SET EXERCISE:
Gather every line from the entries below that includes "left".

....................

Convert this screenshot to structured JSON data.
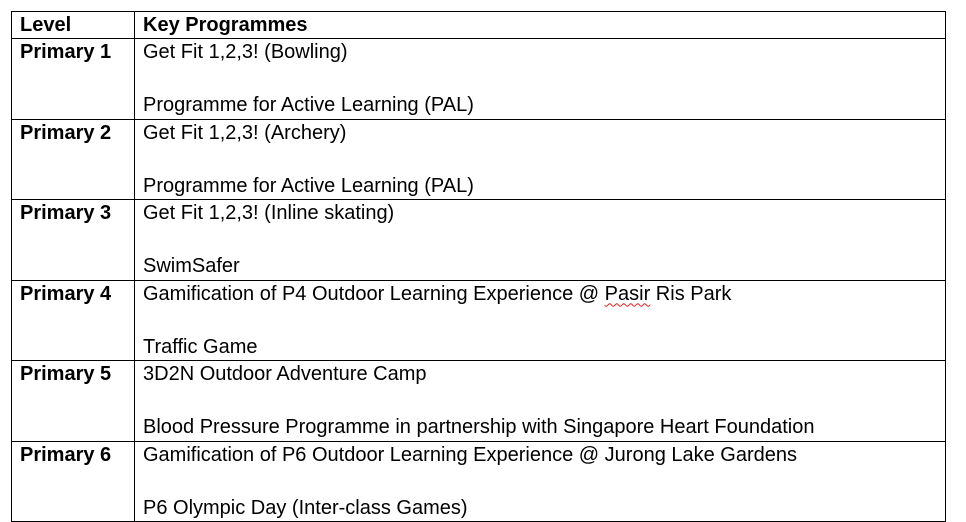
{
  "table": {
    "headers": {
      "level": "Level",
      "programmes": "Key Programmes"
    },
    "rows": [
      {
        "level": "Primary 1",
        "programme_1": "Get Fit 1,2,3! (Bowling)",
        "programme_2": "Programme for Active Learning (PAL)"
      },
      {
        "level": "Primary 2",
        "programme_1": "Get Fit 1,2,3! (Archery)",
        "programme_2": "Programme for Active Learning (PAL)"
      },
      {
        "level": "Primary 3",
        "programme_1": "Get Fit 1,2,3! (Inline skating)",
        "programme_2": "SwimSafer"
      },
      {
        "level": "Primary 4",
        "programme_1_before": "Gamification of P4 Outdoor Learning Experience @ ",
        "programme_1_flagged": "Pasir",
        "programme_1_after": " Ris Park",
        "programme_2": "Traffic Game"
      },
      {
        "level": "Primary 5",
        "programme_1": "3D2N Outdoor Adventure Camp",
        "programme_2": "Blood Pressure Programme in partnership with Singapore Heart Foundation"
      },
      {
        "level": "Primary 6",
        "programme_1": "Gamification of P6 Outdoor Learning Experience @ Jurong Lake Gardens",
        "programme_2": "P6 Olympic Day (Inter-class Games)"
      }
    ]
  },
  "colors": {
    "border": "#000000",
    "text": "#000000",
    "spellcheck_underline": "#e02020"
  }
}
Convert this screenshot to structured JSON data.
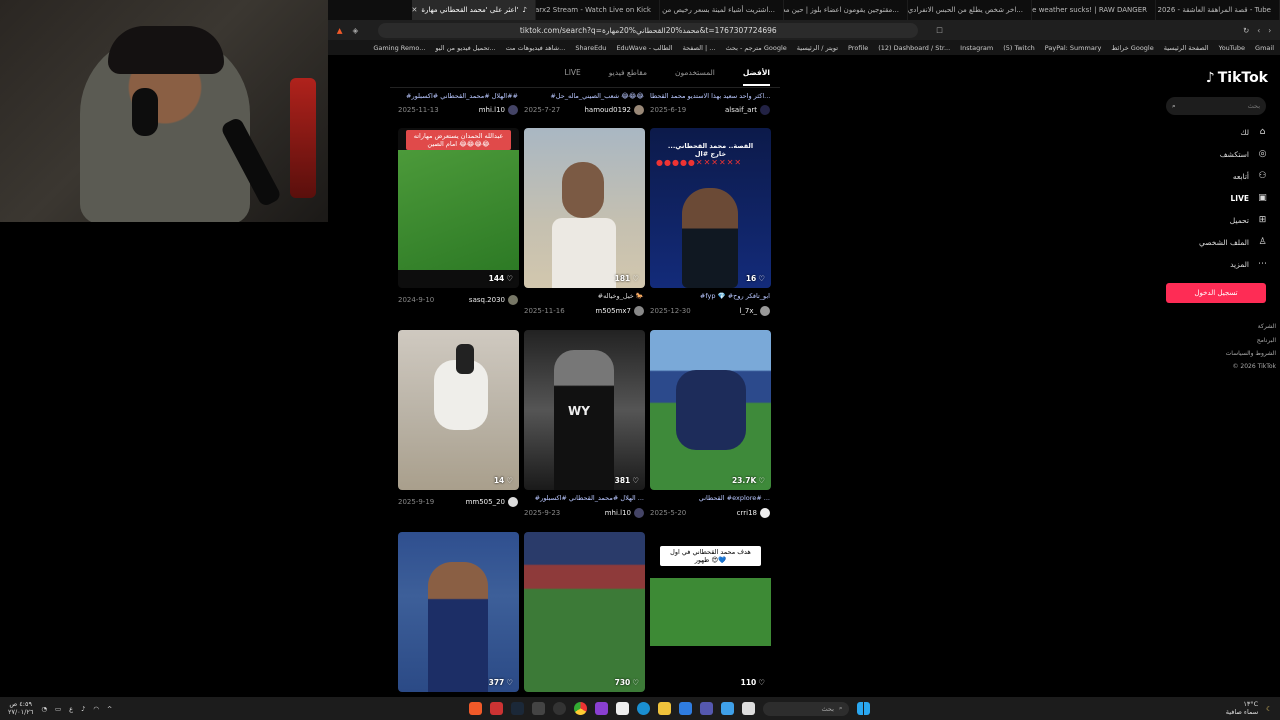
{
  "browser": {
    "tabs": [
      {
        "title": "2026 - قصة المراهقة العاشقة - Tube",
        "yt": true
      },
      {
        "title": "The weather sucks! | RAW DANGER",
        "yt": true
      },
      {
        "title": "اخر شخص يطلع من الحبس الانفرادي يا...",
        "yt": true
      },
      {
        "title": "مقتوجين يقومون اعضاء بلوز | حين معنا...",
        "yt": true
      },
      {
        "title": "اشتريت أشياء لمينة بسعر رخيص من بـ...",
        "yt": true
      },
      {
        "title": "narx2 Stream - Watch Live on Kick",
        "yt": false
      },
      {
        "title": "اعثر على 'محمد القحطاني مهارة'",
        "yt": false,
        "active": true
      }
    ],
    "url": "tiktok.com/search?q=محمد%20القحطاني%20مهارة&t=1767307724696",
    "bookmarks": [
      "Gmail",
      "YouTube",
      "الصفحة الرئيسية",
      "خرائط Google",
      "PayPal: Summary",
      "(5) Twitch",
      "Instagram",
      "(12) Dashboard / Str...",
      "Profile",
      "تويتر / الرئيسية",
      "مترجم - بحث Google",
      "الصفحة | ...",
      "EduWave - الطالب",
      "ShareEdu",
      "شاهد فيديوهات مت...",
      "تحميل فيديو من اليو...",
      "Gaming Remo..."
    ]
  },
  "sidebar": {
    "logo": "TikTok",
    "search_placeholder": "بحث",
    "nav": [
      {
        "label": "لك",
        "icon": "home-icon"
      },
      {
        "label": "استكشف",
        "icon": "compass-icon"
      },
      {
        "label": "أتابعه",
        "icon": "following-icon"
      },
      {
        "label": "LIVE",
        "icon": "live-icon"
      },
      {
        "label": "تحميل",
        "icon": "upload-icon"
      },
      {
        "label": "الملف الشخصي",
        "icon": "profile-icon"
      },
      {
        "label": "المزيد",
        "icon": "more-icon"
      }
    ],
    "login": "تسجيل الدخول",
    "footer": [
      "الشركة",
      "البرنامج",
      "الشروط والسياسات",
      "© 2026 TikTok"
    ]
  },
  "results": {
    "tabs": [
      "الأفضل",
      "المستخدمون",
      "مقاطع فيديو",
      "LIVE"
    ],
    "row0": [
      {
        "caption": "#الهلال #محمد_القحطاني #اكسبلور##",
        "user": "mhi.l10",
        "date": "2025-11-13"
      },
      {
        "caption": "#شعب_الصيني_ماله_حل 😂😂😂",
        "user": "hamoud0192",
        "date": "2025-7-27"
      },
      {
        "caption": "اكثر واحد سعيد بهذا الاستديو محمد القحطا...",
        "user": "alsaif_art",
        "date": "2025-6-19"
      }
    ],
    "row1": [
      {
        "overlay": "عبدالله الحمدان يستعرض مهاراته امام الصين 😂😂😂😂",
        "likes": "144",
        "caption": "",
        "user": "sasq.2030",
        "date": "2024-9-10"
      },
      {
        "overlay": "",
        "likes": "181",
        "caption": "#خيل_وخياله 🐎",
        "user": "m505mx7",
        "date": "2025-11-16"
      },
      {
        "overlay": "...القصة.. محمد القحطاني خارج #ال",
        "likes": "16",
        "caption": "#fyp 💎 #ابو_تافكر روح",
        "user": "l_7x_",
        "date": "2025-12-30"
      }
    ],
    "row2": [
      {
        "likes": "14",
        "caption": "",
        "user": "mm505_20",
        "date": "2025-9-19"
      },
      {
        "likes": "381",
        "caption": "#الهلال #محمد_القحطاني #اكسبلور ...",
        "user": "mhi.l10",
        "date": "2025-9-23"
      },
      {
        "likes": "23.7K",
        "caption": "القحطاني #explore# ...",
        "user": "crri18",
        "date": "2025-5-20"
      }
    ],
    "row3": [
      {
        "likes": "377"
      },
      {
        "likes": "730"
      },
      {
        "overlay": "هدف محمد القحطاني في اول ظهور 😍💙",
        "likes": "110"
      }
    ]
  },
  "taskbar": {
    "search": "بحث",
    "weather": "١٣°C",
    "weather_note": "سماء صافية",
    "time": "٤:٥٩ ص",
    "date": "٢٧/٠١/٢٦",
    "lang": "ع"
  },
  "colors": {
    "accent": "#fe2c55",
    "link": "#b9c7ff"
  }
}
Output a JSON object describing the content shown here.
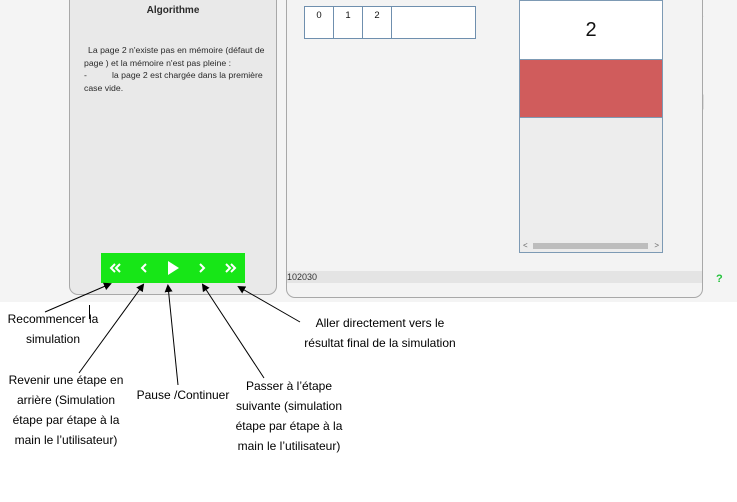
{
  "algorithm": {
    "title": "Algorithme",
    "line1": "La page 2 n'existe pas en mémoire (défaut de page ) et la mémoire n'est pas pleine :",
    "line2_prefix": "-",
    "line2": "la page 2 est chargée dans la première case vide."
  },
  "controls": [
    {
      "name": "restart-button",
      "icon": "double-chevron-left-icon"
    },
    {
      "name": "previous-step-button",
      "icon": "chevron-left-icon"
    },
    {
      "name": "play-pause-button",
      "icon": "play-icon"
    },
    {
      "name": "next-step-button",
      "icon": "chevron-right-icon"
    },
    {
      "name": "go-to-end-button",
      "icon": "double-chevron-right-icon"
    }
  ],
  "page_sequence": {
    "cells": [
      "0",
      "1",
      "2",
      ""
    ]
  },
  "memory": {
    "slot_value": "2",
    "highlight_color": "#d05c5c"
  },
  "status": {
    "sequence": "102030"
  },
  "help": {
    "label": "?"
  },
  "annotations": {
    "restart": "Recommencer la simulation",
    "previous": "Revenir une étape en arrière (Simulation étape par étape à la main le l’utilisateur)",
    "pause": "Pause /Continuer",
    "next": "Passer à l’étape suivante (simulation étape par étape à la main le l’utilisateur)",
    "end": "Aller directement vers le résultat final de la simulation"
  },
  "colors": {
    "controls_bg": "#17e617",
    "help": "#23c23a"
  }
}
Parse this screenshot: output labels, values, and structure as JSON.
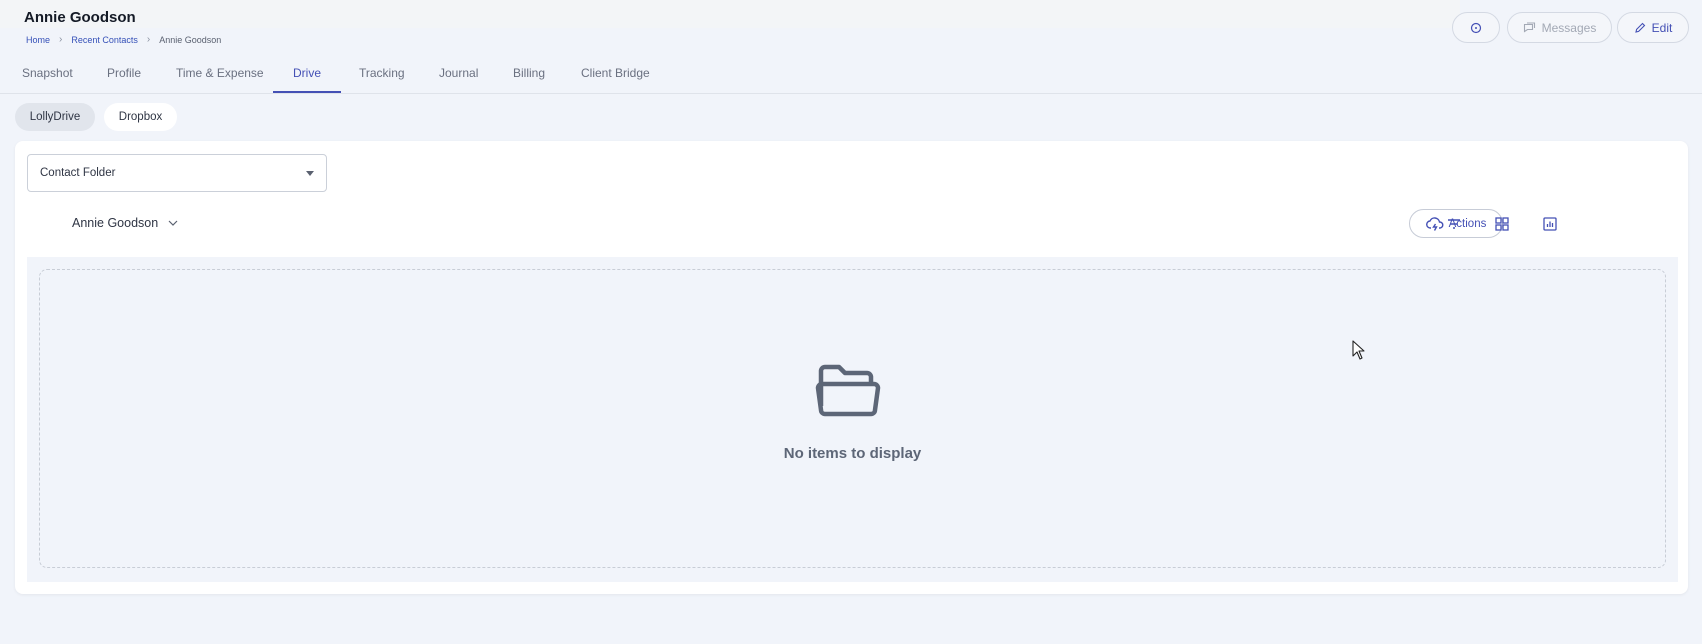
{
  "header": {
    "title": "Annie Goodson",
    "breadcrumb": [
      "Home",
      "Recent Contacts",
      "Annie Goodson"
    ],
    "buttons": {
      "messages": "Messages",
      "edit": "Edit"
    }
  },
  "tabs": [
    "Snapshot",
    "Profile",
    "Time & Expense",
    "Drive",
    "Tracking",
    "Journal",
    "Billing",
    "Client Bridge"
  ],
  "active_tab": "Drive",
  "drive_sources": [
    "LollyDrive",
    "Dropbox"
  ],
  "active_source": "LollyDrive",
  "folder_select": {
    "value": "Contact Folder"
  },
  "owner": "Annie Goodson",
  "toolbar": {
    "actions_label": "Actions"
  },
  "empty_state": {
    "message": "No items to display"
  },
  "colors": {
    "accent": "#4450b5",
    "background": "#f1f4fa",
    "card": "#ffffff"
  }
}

....................

THE REPLY:
      "icon": "double-chevron-left-icon"
      "icon": "chevron-left-icon"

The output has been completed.